▸ **EXERCISE GOAL**
Extract the lines beginning at the one that holds "What text is on this page?" and ending at the final line of the material below, keeping them exact and leaving out all pictures.

▸ **INPUT ROWS**
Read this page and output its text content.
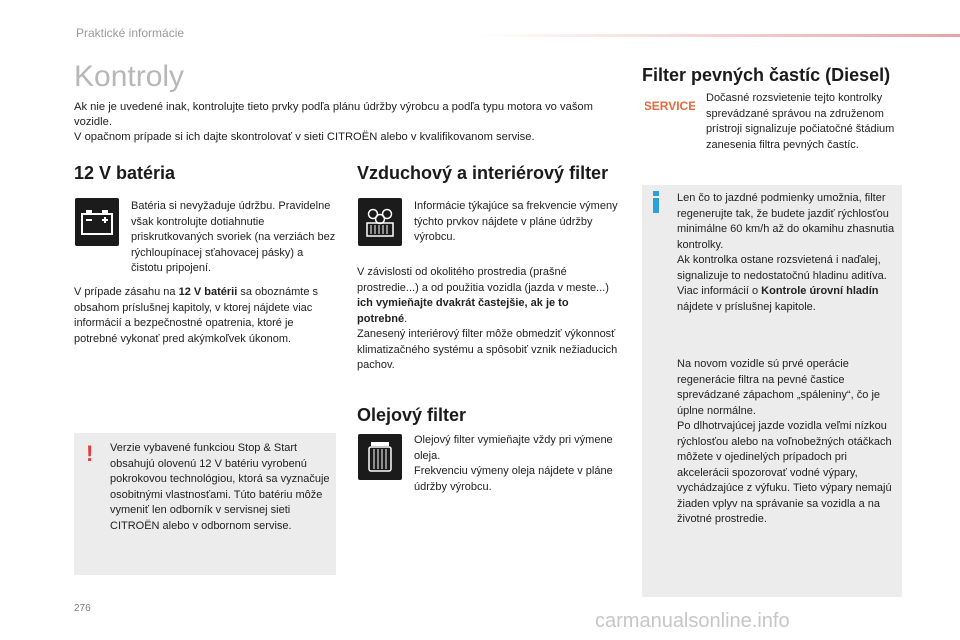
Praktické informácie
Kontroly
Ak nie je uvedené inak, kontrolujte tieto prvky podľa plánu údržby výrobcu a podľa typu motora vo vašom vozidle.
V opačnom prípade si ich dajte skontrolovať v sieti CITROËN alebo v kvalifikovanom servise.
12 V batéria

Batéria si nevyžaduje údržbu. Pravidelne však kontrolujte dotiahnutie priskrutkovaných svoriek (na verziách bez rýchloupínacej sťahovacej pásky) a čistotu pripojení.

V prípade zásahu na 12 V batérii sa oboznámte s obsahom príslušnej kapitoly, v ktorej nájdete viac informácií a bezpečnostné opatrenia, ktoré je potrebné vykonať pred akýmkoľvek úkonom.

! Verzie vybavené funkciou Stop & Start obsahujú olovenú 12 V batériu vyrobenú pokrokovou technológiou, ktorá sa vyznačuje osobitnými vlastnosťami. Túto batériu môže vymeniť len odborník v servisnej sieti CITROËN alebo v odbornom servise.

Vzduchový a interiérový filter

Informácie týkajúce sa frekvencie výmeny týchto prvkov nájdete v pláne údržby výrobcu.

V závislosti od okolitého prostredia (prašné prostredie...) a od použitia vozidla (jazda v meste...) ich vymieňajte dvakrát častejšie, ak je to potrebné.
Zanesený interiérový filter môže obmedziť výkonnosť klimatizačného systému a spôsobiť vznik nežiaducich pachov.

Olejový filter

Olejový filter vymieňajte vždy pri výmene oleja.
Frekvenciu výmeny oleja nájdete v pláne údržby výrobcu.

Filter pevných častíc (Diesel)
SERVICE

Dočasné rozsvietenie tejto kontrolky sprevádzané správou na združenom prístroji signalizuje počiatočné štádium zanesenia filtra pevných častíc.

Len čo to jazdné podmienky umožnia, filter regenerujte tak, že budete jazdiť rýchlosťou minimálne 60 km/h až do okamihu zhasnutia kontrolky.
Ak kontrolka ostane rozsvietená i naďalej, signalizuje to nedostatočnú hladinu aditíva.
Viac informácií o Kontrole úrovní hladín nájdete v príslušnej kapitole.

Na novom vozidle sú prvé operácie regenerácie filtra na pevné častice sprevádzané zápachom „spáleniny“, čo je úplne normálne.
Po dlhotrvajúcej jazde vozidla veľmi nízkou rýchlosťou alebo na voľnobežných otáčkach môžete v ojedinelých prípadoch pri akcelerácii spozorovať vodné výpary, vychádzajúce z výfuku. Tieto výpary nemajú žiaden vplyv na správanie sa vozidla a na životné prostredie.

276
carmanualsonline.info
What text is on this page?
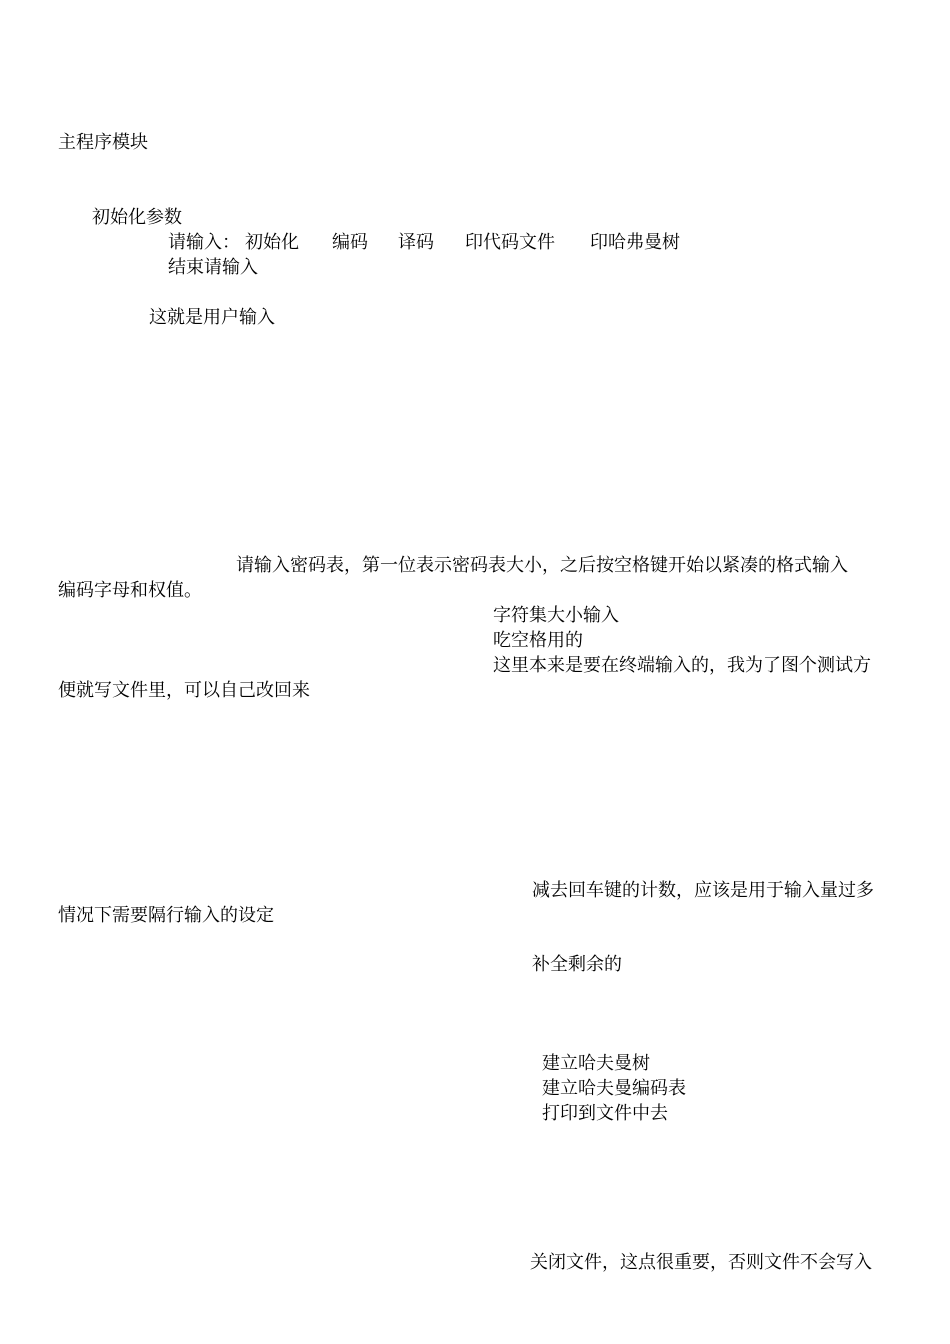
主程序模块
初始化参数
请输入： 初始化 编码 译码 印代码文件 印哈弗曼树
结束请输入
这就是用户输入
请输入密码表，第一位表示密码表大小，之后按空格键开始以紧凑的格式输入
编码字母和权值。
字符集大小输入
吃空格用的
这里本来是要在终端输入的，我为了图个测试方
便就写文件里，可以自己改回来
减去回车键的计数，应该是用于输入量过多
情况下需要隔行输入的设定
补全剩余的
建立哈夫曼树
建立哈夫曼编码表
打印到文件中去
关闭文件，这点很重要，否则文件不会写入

▸ **SOLUTION TO THIS TASK**
What text is on this page?
主程序模块
初始化参数
请输入： 初始化 编码 译码 印代码文件 印哈弗曼树
结束请输入
这就是用户输入
请输入密码表，第一位表示密码表大小，之后按空格键开始以紧凑的格式输入
编码字母和权值。
字符集大小输入
吃空格用的
这里本来是要在终端输入的，我为了图个测试方
便就写文件里，可以自己改回来
减去回车键的计数，应该是用于输入量过多
情况下需要隔行输入的设定
补全剩余的
建立哈夫曼树
建立哈夫曼编码表
打印到文件中去
关闭文件，这点很重要，否则文件不会写入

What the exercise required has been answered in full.